* Given request
Below are some entries; can you quote all of them exactly?

::: Material

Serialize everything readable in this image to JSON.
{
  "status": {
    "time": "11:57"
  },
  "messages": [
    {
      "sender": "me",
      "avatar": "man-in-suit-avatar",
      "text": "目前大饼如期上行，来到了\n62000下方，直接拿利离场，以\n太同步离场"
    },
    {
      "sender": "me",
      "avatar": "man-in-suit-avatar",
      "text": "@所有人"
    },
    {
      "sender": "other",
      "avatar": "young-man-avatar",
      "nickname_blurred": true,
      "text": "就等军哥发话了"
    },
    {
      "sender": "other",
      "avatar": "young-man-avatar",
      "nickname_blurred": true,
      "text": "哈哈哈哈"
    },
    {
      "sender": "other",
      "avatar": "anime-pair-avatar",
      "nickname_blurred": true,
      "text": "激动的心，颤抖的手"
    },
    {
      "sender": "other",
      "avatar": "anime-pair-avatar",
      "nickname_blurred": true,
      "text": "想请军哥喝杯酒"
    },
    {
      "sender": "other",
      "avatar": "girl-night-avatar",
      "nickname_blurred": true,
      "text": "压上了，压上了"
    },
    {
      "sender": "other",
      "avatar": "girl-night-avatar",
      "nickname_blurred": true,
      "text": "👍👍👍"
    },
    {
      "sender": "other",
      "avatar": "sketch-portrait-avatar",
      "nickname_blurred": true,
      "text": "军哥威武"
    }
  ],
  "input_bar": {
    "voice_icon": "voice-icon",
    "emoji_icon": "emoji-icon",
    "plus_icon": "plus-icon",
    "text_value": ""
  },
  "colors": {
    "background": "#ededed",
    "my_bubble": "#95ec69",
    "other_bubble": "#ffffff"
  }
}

::::::

* Result for this task
Serialize everything readable in this image to JSON.
{
  "status": {
    "time": "11:57"
  },
  "messages": [
    {
      "sender": "me",
      "avatar": "man-in-suit-avatar",
      "text": "目前大饼如期上行，来到了\n62000下方，直接拿利离场，以\n太同步离场"
    },
    {
      "sender": "me",
      "avatar": "man-in-suit-avatar",
      "text": "@所有人"
    },
    {
      "sender": "other",
      "avatar": "young-man-avatar",
      "nickname_blurred": true,
      "text": "就等军哥发话了"
    },
    {
      "sender": "other",
      "avatar": "young-man-avatar",
      "nickname_blurred": true,
      "text": "哈哈哈哈"
    },
    {
      "sender": "other",
      "avatar": "anime-pair-avatar",
      "nickname_blurred": true,
      "text": "激动的心，颤抖的手"
    },
    {
      "sender": "other",
      "avatar": "anime-pair-avatar",
      "nickname_blurred": true,
      "text": "想请军哥喝杯酒"
    },
    {
      "sender": "other",
      "avatar": "girl-night-avatar",
      "nickname_blurred": true,
      "text": "压上了，压上了"
    },
    {
      "sender": "other",
      "avatar": "girl-night-avatar",
      "nickname_blurred": true,
      "text": "👍👍👍"
    },
    {
      "sender": "other",
      "avatar": "sketch-portrait-avatar",
      "nickname_blurred": true,
      "text": "军哥威武"
    }
  ],
  "input_bar": {
    "voice_icon": "voice-icon",
    "emoji_icon": "emoji-icon",
    "plus_icon": "plus-icon",
    "text_value": ""
  },
  "colors": {
    "background": "#ededed",
    "my_bubble": "#95ec69",
    "other_bubble": "#ffffff"
  }
}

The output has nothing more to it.